• [Problem requirements]: All entries should be output exactly as they stand.

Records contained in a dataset
** Start **

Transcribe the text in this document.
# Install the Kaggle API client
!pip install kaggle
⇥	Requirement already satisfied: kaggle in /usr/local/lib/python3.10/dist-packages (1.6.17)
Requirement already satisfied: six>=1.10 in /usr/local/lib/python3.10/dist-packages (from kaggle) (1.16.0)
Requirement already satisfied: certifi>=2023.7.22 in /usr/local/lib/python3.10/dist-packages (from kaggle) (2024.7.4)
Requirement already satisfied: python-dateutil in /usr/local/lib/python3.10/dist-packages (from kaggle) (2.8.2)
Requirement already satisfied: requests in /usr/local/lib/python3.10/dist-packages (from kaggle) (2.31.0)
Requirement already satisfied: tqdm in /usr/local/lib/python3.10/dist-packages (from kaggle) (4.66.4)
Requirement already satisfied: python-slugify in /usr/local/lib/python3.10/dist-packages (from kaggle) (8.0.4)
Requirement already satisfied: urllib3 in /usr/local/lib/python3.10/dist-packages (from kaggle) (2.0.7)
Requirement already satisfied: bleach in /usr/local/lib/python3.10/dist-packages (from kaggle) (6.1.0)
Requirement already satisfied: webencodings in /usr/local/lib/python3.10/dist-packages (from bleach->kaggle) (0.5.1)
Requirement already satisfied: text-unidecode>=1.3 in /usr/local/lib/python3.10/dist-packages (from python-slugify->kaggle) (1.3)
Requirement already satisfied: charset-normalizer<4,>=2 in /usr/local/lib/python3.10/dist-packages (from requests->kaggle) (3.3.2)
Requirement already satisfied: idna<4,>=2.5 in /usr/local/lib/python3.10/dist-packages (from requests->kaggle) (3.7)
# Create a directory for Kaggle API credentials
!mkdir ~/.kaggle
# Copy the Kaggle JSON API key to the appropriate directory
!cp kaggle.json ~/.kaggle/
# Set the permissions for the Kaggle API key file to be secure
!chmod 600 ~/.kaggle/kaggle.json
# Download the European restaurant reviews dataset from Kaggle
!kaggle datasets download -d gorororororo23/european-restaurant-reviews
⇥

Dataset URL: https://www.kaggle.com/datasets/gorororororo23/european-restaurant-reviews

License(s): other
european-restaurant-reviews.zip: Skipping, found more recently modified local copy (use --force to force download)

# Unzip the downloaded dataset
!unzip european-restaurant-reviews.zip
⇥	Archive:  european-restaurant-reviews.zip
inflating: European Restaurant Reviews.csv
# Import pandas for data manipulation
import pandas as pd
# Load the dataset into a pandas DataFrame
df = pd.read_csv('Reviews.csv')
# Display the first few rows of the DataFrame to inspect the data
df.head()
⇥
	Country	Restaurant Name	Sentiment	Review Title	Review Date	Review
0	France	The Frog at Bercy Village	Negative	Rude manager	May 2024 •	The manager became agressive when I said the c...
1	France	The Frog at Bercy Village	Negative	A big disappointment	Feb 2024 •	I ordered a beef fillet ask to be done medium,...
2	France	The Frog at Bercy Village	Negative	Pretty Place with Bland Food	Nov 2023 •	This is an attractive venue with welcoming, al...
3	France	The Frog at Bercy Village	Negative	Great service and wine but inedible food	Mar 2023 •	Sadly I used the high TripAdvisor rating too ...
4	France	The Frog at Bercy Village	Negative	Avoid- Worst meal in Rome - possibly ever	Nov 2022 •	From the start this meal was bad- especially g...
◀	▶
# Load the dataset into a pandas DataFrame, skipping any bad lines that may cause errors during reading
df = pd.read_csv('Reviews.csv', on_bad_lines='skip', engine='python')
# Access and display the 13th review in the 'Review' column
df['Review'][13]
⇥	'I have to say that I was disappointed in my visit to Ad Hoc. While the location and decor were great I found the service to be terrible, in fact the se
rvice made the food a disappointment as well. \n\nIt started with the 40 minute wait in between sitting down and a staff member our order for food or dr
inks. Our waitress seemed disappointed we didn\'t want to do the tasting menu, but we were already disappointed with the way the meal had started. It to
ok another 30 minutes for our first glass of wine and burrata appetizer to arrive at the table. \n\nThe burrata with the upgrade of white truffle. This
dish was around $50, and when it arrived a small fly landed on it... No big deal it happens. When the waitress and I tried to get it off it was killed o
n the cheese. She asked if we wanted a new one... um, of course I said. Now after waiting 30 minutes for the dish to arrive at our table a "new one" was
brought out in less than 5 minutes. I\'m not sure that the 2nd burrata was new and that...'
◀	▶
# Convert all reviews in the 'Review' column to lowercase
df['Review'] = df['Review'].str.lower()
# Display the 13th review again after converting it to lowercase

** End **

• [Solution for this task]:
Transcribe the text in this document.
# Install the Kaggle API client
!pip install kaggle
⇥	Requirement already satisfied: kaggle in /usr/local/lib/python3.10/dist-packages (1.6.17)
Requirement already satisfied: six>=1.10 in /usr/local/lib/python3.10/dist-packages (from kaggle) (1.16.0)
Requirement already satisfied: certifi>=2023.7.22 in /usr/local/lib/python3.10/dist-packages (from kaggle) (2024.7.4)
Requirement already satisfied: python-dateutil in /usr/local/lib/python3.10/dist-packages (from kaggle) (2.8.2)
Requirement already satisfied: requests in /usr/local/lib/python3.10/dist-packages (from kaggle) (2.31.0)
Requirement already satisfied: tqdm in /usr/local/lib/python3.10/dist-packages (from kaggle) (4.66.4)
Requirement already satisfied: python-slugify in /usr/local/lib/python3.10/dist-packages (from kaggle) (8.0.4)
Requirement already satisfied: urllib3 in /usr/local/lib/python3.10/dist-packages (from kaggle) (2.0.7)
Requirement already satisfied: bleach in /usr/local/lib/python3.10/dist-packages (from kaggle) (6.1.0)
Requirement already satisfied: webencodings in /usr/local/lib/python3.10/dist-packages (from bleach->kaggle) (0.5.1)
Requirement already satisfied: text-unidecode>=1.3 in /usr/local/lib/python3.10/dist-packages (from python-slugify->kaggle) (1.3)
Requirement already satisfied: charset-normalizer<4,>=2 in /usr/local/lib/python3.10/dist-packages (from requests->kaggle) (3.3.2)
Requirement already satisfied: idna<4,>=2.5 in /usr/local/lib/python3.10/dist-packages (from requests->kaggle) (3.7)
# Create a directory for Kaggle API credentials
!mkdir ~/.kaggle
# Copy the Kaggle JSON API key to the appropriate directory
!cp kaggle.json ~/.kaggle/
# Set the permissions for the Kaggle API key file to be secure
!chmod 600 ~/.kaggle/kaggle.json
# Download the European restaurant reviews dataset from Kaggle
!kaggle datasets download -d gorororororo23/european-restaurant-reviews
⇥

Dataset URL: https://www.kaggle.com/datasets/gorororororo23/european-restaurant-reviews

License(s): other
european-restaurant-reviews.zip: Skipping, found more recently modified local copy (use --force to force download)

# Unzip the downloaded dataset
!unzip european-restaurant-reviews.zip
⇥	Archive:  european-restaurant-reviews.zip
inflating: European Restaurant Reviews.csv
# Import pandas for data manipulation
import pandas as pd
# Load the dataset into a pandas DataFrame
df = pd.read_csv('Reviews.csv')
# Display the first few rows of the DataFrame to inspect the data
df.head()
⇥
	Country	Restaurant Name	Sentiment	Review Title	Review Date	Review
0	France	The Frog at Bercy Village	Negative	Rude manager	May 2024 •	The manager became agressive when I said the c...
1	France	The Frog at Bercy Village	Negative	A big disappointment	Feb 2024 •	I ordered a beef fillet ask to be done medium,...
2	France	The Frog at Bercy Village	Negative	Pretty Place with Bland Food	Nov 2023 •	This is an attractive venue with welcoming, al...
3	France	The Frog at Bercy Village	Negative	Great service and wine but inedible food	Mar 2023 •	Sadly I used the high TripAdvisor rating too ...
4	France	The Frog at Bercy Village	Negative	Avoid- Worst meal in Rome - possibly ever	Nov 2022 •	From the start this meal was bad- especially g...
◀	▶
# Load the dataset into a pandas DataFrame, skipping any bad lines that may cause errors during reading
df = pd.read_csv('Reviews.csv', on_bad_lines='skip', engine='python')
# Access and display the 13th review in the 'Review' column
df['Review'][13]
⇥	'I have to say that I was disappointed in my visit to Ad Hoc. While the location and decor were great I found the service to be terrible, in fact the se
rvice made the food a disappointment as well. \n\nIt started with the 40 minute wait in between sitting down and a staff member our order for food or dr
inks. Our waitress seemed disappointed we didn\'t want to do the tasting menu, but we were already disappointed with the way the meal had started. It to
ok another 30 minutes for our first glass of wine and burrata appetizer to arrive at the table. \n\nThe burrata with the upgrade of white truffle. This
dish was around $50, and when it arrived a small fly landed on it... No big deal it happens. When the waitress and I tried to get it off it was killed o
n the cheese. She asked if we wanted a new one... um, of course I said. Now after waiting 30 minutes for the dish to arrive at our table a "new one" was
brought out in less than 5 minutes. I\'m not sure that the 2nd burrata was new and that...'
◀	▶
# Convert all reviews in the 'Review' column to lowercase
df['Review'] = df['Review'].str.lower()
# Display the 13th review again after converting it to lowercase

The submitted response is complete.